The records that follow must be repeated verbatim, every one of them.

[EXTRACTED ENTRIES start]

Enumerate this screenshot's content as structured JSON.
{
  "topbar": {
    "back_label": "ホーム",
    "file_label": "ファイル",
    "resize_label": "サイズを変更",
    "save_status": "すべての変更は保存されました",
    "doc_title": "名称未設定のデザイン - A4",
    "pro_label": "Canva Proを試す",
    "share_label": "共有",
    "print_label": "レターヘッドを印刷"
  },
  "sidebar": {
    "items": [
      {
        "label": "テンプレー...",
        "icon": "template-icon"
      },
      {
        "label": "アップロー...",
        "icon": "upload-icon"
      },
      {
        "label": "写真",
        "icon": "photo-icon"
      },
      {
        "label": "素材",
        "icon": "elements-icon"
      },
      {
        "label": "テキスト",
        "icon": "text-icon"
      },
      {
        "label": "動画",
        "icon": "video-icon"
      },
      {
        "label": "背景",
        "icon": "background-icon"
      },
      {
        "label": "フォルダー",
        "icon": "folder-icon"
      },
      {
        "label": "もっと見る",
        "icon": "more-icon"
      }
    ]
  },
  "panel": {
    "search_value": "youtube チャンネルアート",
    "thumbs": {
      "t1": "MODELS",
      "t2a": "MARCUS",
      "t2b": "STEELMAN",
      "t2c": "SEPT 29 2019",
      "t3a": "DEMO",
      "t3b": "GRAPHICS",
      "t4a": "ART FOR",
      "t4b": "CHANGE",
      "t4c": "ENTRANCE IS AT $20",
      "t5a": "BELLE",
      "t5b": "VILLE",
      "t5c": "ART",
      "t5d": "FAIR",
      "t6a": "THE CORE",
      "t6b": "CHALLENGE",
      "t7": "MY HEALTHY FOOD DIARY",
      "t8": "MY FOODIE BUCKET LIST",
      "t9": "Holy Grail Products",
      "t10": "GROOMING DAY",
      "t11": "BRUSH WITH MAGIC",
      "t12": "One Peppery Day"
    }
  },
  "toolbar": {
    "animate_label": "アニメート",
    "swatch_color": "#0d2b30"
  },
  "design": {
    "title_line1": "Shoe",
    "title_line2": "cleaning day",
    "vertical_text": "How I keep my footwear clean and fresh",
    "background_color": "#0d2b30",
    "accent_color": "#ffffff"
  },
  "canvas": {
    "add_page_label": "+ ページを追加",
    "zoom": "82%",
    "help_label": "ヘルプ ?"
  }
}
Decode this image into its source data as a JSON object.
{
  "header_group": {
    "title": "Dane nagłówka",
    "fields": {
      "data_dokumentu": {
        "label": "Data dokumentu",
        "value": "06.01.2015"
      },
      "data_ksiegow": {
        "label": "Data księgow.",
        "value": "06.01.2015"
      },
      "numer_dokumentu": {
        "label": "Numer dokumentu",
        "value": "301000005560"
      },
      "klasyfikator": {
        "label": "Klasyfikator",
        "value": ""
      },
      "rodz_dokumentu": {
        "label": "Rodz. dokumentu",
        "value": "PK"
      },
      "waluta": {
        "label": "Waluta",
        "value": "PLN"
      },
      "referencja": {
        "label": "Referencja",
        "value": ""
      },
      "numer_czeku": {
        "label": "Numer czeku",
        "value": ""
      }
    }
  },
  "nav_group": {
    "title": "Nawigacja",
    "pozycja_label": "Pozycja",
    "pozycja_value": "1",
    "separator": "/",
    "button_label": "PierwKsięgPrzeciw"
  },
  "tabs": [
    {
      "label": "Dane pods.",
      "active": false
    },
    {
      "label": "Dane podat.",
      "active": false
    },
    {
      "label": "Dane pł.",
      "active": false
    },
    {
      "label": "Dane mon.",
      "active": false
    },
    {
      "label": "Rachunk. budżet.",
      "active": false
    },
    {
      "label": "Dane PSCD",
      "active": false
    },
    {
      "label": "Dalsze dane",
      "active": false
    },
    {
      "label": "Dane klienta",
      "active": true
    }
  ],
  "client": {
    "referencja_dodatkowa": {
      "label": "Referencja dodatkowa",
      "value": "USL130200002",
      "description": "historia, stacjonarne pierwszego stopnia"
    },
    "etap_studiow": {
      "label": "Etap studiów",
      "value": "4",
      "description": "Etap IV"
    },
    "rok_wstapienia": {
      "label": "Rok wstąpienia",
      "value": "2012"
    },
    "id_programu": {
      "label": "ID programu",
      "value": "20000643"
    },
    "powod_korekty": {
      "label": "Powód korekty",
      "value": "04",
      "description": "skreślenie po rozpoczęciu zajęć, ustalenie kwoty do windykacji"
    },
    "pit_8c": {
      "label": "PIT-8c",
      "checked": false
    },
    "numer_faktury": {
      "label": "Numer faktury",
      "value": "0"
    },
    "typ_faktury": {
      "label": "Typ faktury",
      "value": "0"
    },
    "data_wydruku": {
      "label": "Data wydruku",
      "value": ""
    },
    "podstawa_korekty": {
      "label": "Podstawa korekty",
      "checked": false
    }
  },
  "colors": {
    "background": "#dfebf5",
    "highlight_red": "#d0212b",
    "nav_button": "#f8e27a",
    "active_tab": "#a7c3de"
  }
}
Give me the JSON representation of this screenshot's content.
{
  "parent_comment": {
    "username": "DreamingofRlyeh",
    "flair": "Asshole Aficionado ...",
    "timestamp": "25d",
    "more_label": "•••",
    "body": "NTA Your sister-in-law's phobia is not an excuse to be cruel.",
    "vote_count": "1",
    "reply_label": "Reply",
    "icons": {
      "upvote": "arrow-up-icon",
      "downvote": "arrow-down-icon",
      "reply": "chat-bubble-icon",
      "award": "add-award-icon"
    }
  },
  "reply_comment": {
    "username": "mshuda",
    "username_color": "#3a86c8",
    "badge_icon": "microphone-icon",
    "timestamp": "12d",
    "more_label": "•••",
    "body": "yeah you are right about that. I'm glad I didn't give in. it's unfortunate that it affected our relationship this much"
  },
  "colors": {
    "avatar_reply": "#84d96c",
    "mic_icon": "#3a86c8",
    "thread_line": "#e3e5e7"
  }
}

[EXTRACTED ENTRIES end]

▶ _TASK RESPONSE_
Enumerate this screenshot's content as structured JSON.
{
  "topbar": {
    "back_label": "ホーム",
    "file_label": "ファイル",
    "resize_label": "サイズを変更",
    "save_status": "すべての変更は保存されました",
    "doc_title": "名称未設定のデザイン - A4",
    "pro_label": "Canva Proを試す",
    "share_label": "共有",
    "print_label": "レターヘッドを印刷"
  },
  "sidebar": {
    "items": [
      {
        "label": "テンプレー...",
        "icon": "template-icon"
      },
      {
        "label": "アップロー...",
        "icon": "upload-icon"
      },
      {
        "label": "写真",
        "icon": "photo-icon"
      },
      {
        "label": "素材",
        "icon": "elements-icon"
      },
      {
        "label": "テキスト",
        "icon": "text-icon"
      },
      {
        "label": "動画",
        "icon": "video-icon"
      },
      {
        "label": "背景",
        "icon": "background-icon"
      },
      {
        "label": "フォルダー",
        "icon": "folder-icon"
      },
      {
        "label": "もっと見る",
        "icon": "more-icon"
      }
    ]
  },
  "panel": {
    "search_value": "youtube チャンネルアート",
    "thumbs": {
      "t1": "MODELS",
      "t2a": "MARCUS",
      "t2b": "STEELMAN",
      "t2c": "SEPT 29 2019",
      "t3a": "DEMO",
      "t3b": "GRAPHICS",
      "t4a": "ART FOR",
      "t4b": "CHANGE",
      "t4c": "ENTRANCE IS AT $20",
      "t5a": "BELLE",
      "t5b": "VILLE",
      "t5c": "ART",
      "t5d": "FAIR",
      "t6a": "THE CORE",
      "t6b": "CHALLENGE",
      "t7": "MY HEALTHY FOOD DIARY",
      "t8": "MY FOODIE BUCKET LIST",
      "t9": "Holy Grail Products",
      "t10": "GROOMING DAY",
      "t11": "BRUSH WITH MAGIC",
      "t12": "One Peppery Day"
    }
  },
  "toolbar": {
    "animate_label": "アニメート",
    "swatch_color": "#0d2b30"
  },
  "design": {
    "title_line1": "Shoe",
    "title_line2": "cleaning day",
    "vertical_text": "How I keep my footwear clean and fresh",
    "background_color": "#0d2b30",
    "accent_color": "#ffffff"
  },
  "canvas": {
    "add_page_label": "+ ページを追加",
    "zoom": "82%",
    "help_label": "ヘルプ ?"
  }
}
Decode this image into its source data as a JSON object.
{
  "header_group": {
    "title": "Dane nagłówka",
    "fields": {
      "data_dokumentu": {
        "label": "Data dokumentu",
        "value": "06.01.2015"
      },
      "data_ksiegow": {
        "label": "Data księgow.",
        "value": "06.01.2015"
      },
      "numer_dokumentu": {
        "label": "Numer dokumentu",
        "value": "301000005560"
      },
      "klasyfikator": {
        "label": "Klasyfikator",
        "value": ""
      },
      "rodz_dokumentu": {
        "label": "Rodz. dokumentu",
        "value": "PK"
      },
      "waluta": {
        "label": "Waluta",
        "value": "PLN"
      },
      "referencja": {
        "label": "Referencja",
        "value": ""
      },
      "numer_czeku": {
        "label": "Numer czeku",
        "value": ""
      }
    }
  },
  "nav_group": {
    "title": "Nawigacja",
    "pozycja_label": "Pozycja",
    "pozycja_value": "1",
    "separator": "/",
    "button_label": "PierwKsięgPrzeciw"
  },
  "tabs": [
    {
      "label": "Dane pods.",
      "active": false
    },
    {
      "label": "Dane podat.",
      "active": false
    },
    {
      "label": "Dane pł.",
      "active": false
    },
    {
      "label": "Dane mon.",
      "active": false
    },
    {
      "label": "Rachunk. budżet.",
      "active": false
    },
    {
      "label": "Dane PSCD",
      "active": false
    },
    {
      "label": "Dalsze dane",
      "active": false
    },
    {
      "label": "Dane klienta",
      "active": true
    }
  ],
  "client": {
    "referencja_dodatkowa": {
      "label": "Referencja dodatkowa",
      "value": "USL130200002",
      "description": "historia, stacjonarne pierwszego stopnia"
    },
    "etap_studiow": {
      "label": "Etap studiów",
      "value": "4",
      "description": "Etap IV"
    },
    "rok_wstapienia": {
      "label": "Rok wstąpienia",
      "value": "2012"
    },
    "id_programu": {
      "label": "ID programu",
      "value": "20000643"
    },
    "powod_korekty": {
      "label": "Powód korekty",
      "value": "04",
      "description": "skreślenie po rozpoczęciu zajęć, ustalenie kwoty do windykacji"
    },
    "pit_8c": {
      "label": "PIT-8c",
      "checked": false
    },
    "numer_faktury": {
      "label": "Numer faktury",
      "value": "0"
    },
    "typ_faktury": {
      "label": "Typ faktury",
      "value": "0"
    },
    "data_wydruku": {
      "label": "Data wydruku",
      "value": ""
    },
    "podstawa_korekty": {
      "label": "Podstawa korekty",
      "checked": false
    }
  },
  "colors": {
    "background": "#dfebf5",
    "highlight_red": "#d0212b",
    "nav_button": "#f8e27a",
    "active_tab": "#a7c3de"
  }
}
Give me the JSON representation of this screenshot's content.
{
  "parent_comment": {
    "username": "DreamingofRlyeh",
    "flair": "Asshole Aficionado ...",
    "timestamp": "25d",
    "more_label": "•••",
    "body": "NTA Your sister-in-law's phobia is not an excuse to be cruel.",
    "vote_count": "1",
    "reply_label": "Reply",
    "icons": {
      "upvote": "arrow-up-icon",
      "downvote": "arrow-down-icon",
      "reply": "chat-bubble-icon",
      "award": "add-award-icon"
    }
  },
  "reply_comment": {
    "username": "mshuda",
    "username_color": "#3a86c8",
    "badge_icon": "microphone-icon",
    "timestamp": "12d",
    "more_label": "•••",
    "body": "yeah you are right about that. I'm glad I didn't give in. it's unfortunate that it affected our relationship this much"
  },
  "colors": {
    "avatar_reply": "#84d96c",
    "mic_icon": "#3a86c8",
    "thread_line": "#e3e5e7"
  }
}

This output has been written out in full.